Challenge —
Search the material for the string "Parse" and copy each line where it occurs.

Records shown —
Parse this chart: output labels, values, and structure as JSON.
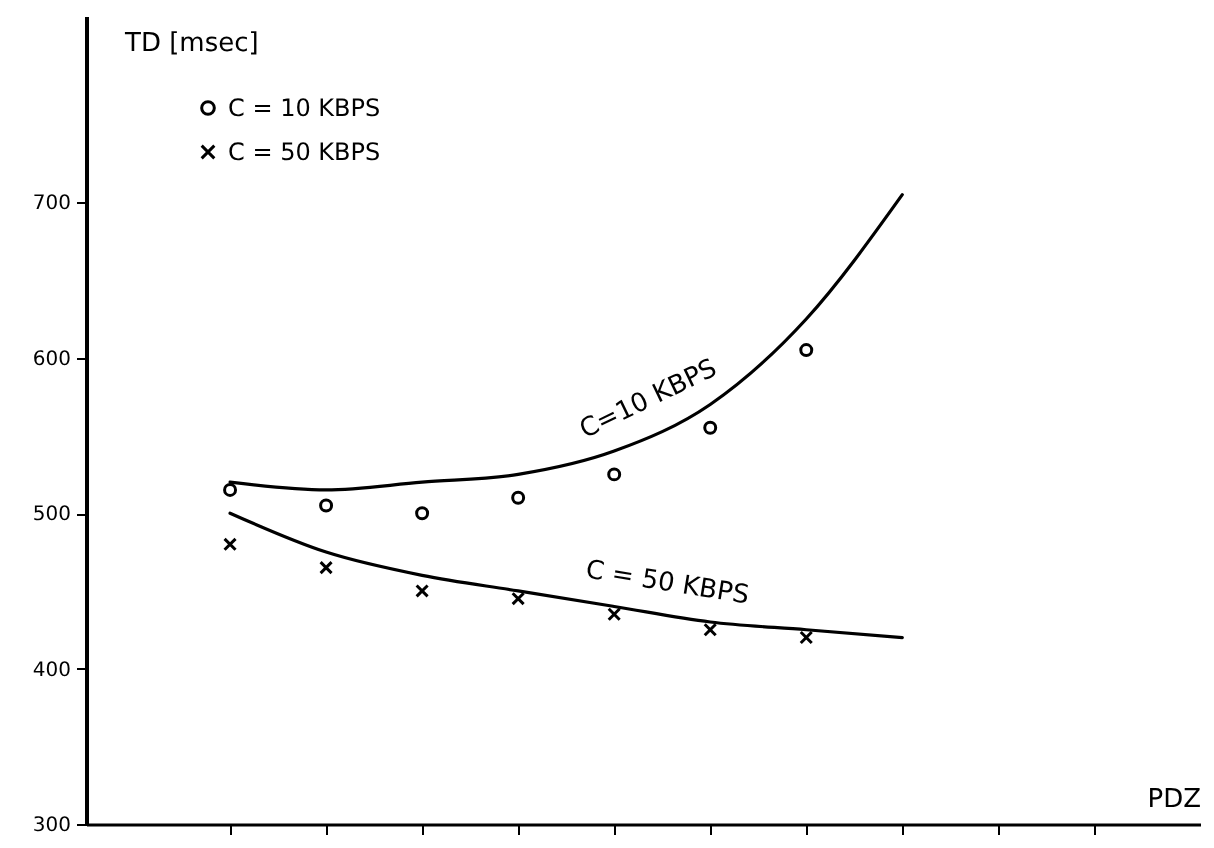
{
  "chart_data": {
    "type": "scatter",
    "xlabel": "PDZ",
    "ylabel": "TD [msec]",
    "categories": [
      null,
      null,
      null,
      null,
      null,
      null,
      null,
      null,
      null,
      null
    ],
    "ylim": [
      300,
      820
    ],
    "yticks": [
      300,
      400,
      500,
      600,
      700
    ],
    "legend": "top left",
    "line_style": "solid",
    "series": [
      {
        "name": "C = 10 KBPS",
        "marker": "circle",
        "color": "#000000",
        "values": [
          515,
          505,
          500,
          510,
          525,
          555,
          605,
          null,
          null,
          null
        ]
      },
      {
        "name": "C = 50 KBPS",
        "marker": "cross",
        "color": "#000000",
        "values": [
          480,
          465,
          450,
          445,
          435,
          425,
          420,
          null,
          null,
          null
        ]
      },
      {
        "name": "C=10 KBPS",
        "type": "line",
        "color": "#000000",
        "values": [
          520,
          515,
          520,
          525,
          540,
          570,
          625,
          705,
          null,
          null
        ]
      },
      {
        "name": "C = 50 KBPS",
        "type": "line",
        "color": "#000000",
        "values": [
          500,
          475,
          460,
          450,
          440,
          430,
          425,
          420,
          null,
          null
        ]
      }
    ]
  }
}
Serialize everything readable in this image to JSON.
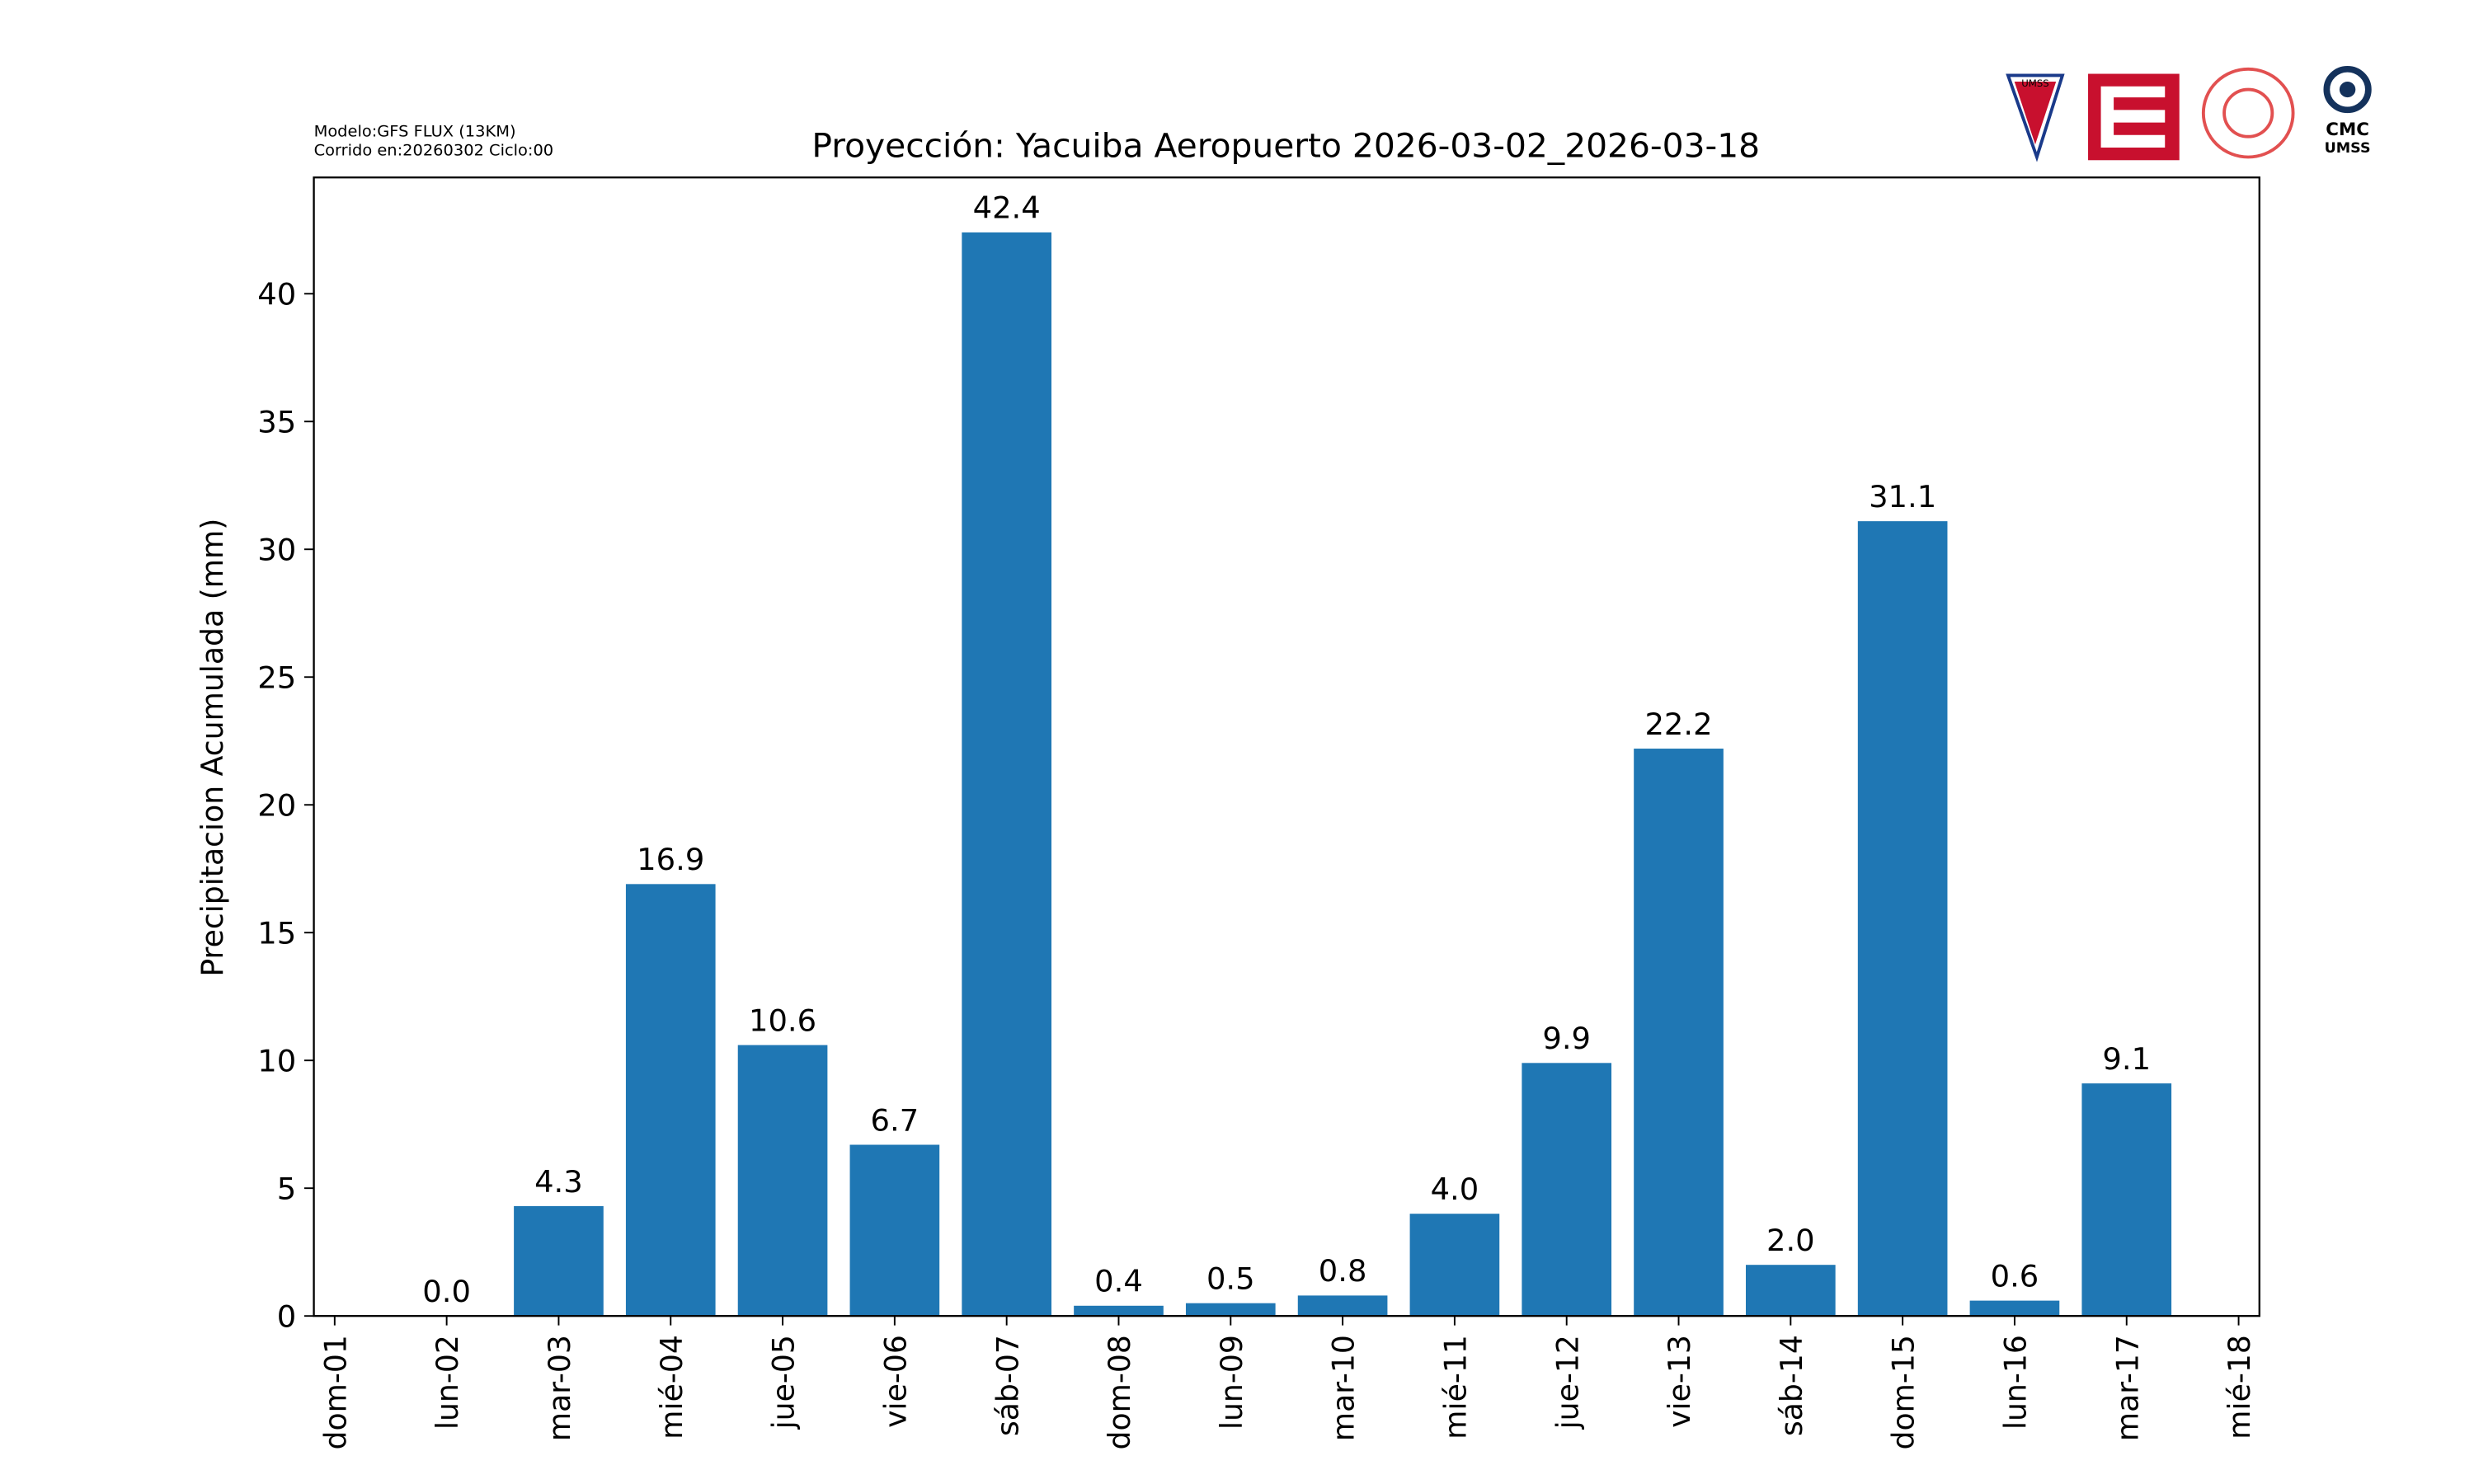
{
  "chart_data": {
    "type": "bar",
    "title": "Proyección: Yacuiba Aeropuerto  2026-03-02_2026-03-18",
    "subtitle_lines": [
      "Modelo:GFS FLUX (13KM)",
      "Corrido en:20260302 Ciclo:00"
    ],
    "y_label": "Precipitacion Acumulada (mm)",
    "categories": [
      "dom-01",
      "lun-02",
      "mar-03",
      "mié-04",
      "jue-05",
      "vie-06",
      "sáb-07",
      "dom-08",
      "lun-09",
      "mar-10",
      "mié-11",
      "jue-12",
      "vie-13",
      "sáb-14",
      "dom-15",
      "lun-16",
      "mar-17",
      "mié-18"
    ],
    "values": [
      null,
      0.0,
      4.3,
      16.9,
      10.6,
      6.7,
      42.4,
      0.4,
      0.5,
      0.8,
      4.0,
      9.9,
      22.2,
      2.0,
      31.1,
      0.6,
      9.1,
      null
    ],
    "value_labels": [
      null,
      "0.0",
      "4.3",
      "16.9",
      "10.6",
      "6.7",
      "42.4",
      "0.4",
      "0.5",
      "0.8",
      "4.0",
      "9.9",
      "22.2",
      "2.0",
      "31.1",
      "0.6",
      "9.1",
      null
    ],
    "color": "#1f77b4",
    "ylim": [
      0,
      44.55
    ],
    "yticks": [
      0,
      5,
      10,
      15,
      20,
      25,
      30,
      35,
      40
    ],
    "grid": false,
    "logo_texts": [
      "UMSS",
      "CMC",
      "UMSS"
    ]
  }
}
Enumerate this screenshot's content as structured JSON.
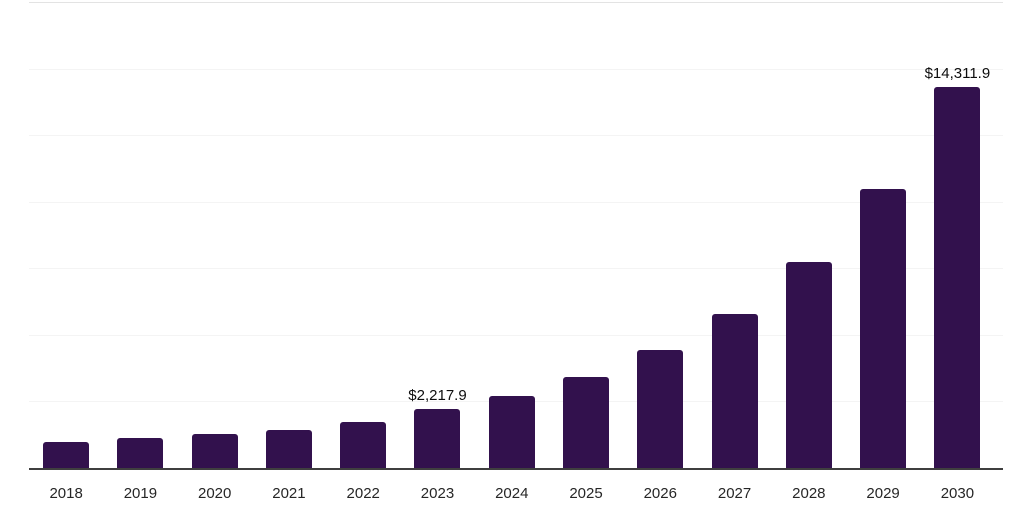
{
  "chart_data": {
    "type": "bar",
    "title": "",
    "xlabel": "",
    "ylabel": "",
    "categories": [
      "2018",
      "2019",
      "2020",
      "2021",
      "2022",
      "2023",
      "2024",
      "2025",
      "2026",
      "2027",
      "2028",
      "2029",
      "2030"
    ],
    "values": [
      990,
      1130,
      1285,
      1410,
      1740,
      2217.9,
      2695,
      3430,
      4435,
      5795,
      7740,
      10470,
      14311.9
    ],
    "value_labels": {
      "2023": "$2,217.9",
      "2030": "$14,311.9"
    },
    "ylim": [
      0,
      17500
    ],
    "gridline_step": 2500,
    "grid": true,
    "legend": "none",
    "bar_color": "#32114d",
    "data_label_color": "#0d0d0d",
    "tick_label_color": "#262626",
    "axis_line_color": "#3f3f3f",
    "gridline_color": "#f4f4f4",
    "top_gridline_color": "#e3e3e3",
    "background_color": "#ffffff"
  }
}
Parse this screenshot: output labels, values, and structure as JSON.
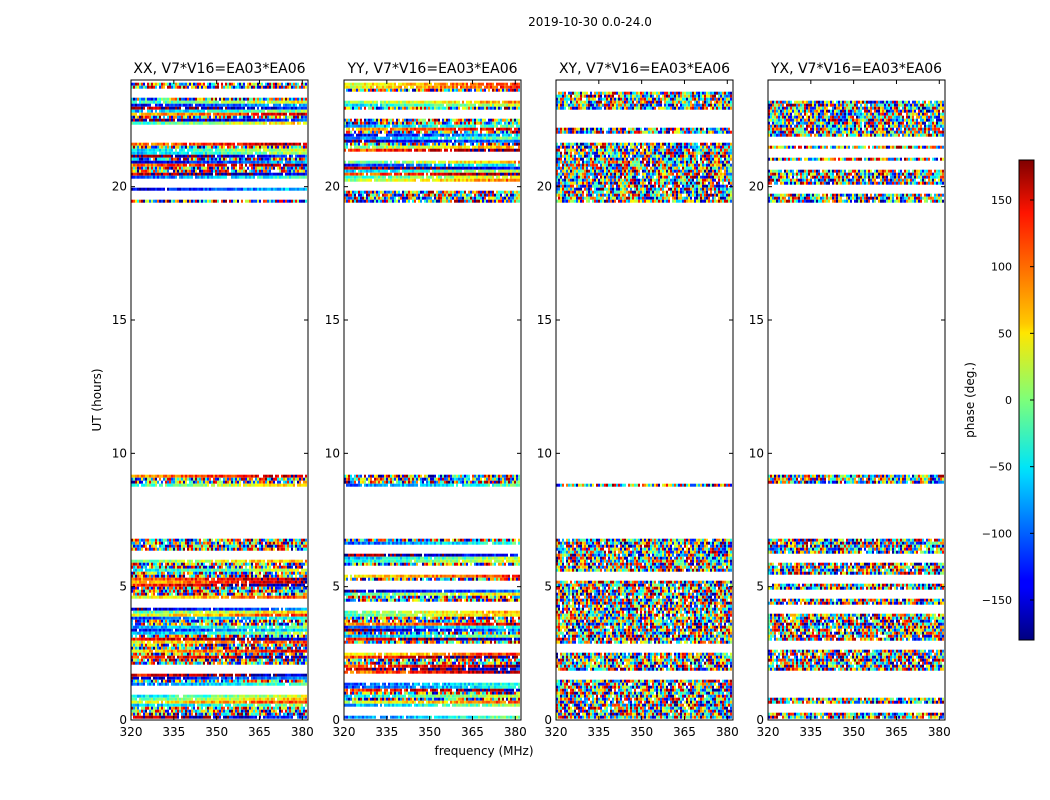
{
  "chart_data": {
    "type": "heatmap",
    "title": "2019-10-30 0.0-24.0",
    "xlabel": "frequency (MHz)",
    "ylabel": "UT (hours)",
    "xlim": [
      320,
      382
    ],
    "ylim": [
      0,
      24
    ],
    "xticks": [
      320,
      335,
      350,
      365,
      380
    ],
    "yticks": [
      0,
      5,
      10,
      15,
      20
    ],
    "panels": [
      {
        "title": "XX, V7*V16=EA03*EA06",
        "coherent": true
      },
      {
        "title": "YY, V7*V16=EA03*EA06",
        "coherent": true
      },
      {
        "title": "XY, V7*V16=EA03*EA06",
        "coherent": false
      },
      {
        "title": "YX, V7*V16=EA03*EA06",
        "coherent": false
      }
    ],
    "data_segments_ut": [
      [
        0.1,
        6.8
      ],
      [
        8.8,
        9.2
      ],
      [
        19.4,
        23.9
      ]
    ],
    "colorbar": {
      "label": "phase (deg.)",
      "range": [
        -180,
        180
      ],
      "ticks": [
        150,
        100,
        50,
        0,
        -50,
        -100,
        -150
      ],
      "colormap": "jet"
    }
  }
}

Output of the exercise —
Parse this chart: output labels, values, and structure as JSON.
Parse this screenshot: output labels, values, and structure as JSON.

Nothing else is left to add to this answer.